# Task brief
Identify all lines in the listing that include the word "color", and copy them out.

== Dataset entries

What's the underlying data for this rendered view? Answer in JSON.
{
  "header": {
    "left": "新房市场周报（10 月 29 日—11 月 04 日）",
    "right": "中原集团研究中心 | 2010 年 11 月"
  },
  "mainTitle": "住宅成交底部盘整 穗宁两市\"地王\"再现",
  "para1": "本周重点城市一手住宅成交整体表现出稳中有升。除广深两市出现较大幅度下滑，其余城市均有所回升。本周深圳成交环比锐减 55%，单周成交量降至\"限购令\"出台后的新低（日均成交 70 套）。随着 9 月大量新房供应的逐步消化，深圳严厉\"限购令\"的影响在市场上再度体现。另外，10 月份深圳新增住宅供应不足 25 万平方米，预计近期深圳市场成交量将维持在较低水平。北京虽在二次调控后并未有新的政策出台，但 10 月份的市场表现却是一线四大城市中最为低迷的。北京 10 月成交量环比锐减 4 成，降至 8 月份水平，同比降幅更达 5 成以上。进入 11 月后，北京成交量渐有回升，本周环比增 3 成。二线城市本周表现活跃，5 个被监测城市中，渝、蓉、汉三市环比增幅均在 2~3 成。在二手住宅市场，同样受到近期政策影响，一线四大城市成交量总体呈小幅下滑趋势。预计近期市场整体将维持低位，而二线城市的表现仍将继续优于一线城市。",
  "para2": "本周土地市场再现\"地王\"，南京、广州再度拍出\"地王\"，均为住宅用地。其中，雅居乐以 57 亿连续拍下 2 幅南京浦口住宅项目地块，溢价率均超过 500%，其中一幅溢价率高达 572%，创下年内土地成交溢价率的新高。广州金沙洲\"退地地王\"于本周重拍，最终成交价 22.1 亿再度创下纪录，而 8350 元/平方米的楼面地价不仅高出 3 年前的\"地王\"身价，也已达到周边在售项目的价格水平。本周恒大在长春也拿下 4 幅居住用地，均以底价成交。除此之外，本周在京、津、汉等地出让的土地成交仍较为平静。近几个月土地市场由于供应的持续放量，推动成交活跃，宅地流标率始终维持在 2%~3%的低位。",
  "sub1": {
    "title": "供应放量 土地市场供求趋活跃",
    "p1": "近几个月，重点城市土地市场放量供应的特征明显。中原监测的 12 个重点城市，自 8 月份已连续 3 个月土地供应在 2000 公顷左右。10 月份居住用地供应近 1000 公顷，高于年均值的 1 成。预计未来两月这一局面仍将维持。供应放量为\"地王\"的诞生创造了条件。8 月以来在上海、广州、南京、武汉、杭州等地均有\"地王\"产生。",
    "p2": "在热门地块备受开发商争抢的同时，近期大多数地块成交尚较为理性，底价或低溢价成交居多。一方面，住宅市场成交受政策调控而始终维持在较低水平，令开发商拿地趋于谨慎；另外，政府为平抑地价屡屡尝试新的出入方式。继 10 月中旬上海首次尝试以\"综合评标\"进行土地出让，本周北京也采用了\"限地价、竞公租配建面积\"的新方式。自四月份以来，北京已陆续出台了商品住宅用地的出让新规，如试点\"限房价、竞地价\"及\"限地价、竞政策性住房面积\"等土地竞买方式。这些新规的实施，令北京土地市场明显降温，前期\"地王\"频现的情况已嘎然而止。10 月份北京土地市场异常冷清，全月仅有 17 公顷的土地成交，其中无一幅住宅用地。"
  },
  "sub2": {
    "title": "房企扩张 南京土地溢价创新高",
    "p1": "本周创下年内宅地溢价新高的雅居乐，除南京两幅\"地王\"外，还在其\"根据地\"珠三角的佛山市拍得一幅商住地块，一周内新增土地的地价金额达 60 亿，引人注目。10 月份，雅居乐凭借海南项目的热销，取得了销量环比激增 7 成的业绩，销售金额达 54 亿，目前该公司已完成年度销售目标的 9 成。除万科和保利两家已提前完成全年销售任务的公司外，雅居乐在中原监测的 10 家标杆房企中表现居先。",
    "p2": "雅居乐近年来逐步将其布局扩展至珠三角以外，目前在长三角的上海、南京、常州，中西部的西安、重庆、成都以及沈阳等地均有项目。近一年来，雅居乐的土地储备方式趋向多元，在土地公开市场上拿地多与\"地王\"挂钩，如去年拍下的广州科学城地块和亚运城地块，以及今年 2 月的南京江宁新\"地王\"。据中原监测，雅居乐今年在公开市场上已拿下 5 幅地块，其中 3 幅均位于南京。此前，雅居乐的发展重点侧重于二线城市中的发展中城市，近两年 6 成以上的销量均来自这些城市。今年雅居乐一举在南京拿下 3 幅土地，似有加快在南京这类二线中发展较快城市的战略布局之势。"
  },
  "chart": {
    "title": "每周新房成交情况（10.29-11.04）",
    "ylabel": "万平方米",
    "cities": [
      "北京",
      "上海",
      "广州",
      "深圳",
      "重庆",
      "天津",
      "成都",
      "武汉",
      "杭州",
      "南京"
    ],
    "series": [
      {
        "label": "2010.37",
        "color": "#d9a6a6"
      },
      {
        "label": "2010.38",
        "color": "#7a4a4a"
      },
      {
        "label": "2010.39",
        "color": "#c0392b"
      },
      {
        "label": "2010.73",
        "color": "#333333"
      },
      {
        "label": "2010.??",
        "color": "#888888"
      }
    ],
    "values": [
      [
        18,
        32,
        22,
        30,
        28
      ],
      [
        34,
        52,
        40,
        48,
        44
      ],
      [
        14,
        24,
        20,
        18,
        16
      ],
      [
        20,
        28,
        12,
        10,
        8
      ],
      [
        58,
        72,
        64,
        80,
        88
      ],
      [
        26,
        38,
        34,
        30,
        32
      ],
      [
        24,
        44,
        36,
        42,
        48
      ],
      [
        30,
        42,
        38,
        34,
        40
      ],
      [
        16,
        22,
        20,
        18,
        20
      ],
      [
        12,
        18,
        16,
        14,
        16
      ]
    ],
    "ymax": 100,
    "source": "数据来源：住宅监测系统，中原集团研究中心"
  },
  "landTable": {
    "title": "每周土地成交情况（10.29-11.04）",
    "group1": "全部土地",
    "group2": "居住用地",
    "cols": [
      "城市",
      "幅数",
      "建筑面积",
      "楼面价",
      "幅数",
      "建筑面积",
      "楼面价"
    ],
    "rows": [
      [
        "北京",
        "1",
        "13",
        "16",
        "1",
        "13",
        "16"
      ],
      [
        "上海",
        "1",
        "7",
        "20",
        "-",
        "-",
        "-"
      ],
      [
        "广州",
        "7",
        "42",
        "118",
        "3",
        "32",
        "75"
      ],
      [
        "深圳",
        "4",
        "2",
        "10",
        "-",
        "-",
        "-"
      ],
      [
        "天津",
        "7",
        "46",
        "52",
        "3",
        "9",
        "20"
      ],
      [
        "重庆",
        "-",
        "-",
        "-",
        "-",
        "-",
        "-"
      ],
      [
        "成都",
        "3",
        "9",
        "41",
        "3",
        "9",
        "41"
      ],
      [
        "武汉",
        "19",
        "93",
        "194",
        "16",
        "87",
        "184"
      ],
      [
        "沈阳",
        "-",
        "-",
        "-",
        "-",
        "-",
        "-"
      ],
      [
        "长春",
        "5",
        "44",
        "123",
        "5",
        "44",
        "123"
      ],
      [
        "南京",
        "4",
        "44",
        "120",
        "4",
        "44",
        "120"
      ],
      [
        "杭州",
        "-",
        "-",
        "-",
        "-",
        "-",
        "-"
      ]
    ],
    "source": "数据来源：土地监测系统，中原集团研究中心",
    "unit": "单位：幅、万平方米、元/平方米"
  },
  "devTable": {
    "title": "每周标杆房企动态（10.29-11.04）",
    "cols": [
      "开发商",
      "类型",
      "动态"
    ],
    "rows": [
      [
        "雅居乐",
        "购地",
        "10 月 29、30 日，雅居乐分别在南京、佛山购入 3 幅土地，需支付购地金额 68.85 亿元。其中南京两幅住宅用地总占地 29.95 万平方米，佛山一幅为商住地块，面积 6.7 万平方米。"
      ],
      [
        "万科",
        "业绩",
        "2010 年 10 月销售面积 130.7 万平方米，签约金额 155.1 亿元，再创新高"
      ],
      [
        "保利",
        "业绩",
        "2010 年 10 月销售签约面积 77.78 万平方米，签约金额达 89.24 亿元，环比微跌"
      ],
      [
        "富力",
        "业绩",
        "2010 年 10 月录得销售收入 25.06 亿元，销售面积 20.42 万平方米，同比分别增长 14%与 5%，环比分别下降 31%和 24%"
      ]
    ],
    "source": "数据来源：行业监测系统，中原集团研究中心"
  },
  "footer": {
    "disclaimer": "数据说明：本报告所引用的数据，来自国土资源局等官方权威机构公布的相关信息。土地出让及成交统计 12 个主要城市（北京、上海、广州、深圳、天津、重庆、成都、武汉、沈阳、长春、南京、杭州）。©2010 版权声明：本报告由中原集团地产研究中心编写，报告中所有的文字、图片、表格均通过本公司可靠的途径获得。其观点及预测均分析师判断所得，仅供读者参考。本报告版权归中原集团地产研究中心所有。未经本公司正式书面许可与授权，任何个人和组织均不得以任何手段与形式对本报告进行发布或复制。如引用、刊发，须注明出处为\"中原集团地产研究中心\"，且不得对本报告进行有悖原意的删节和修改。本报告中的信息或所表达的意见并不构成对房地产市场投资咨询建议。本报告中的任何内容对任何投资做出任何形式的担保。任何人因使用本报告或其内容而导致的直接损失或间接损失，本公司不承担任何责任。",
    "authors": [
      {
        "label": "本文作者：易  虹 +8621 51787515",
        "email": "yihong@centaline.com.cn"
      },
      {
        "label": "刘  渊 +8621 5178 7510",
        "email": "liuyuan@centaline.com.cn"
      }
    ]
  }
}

====

# Problem solution
        "color": "#d9a6a6"
        "color": "#7a4a4a"
        "color": "#c0392b"
        "color": "#333333"
        "color": "#888888"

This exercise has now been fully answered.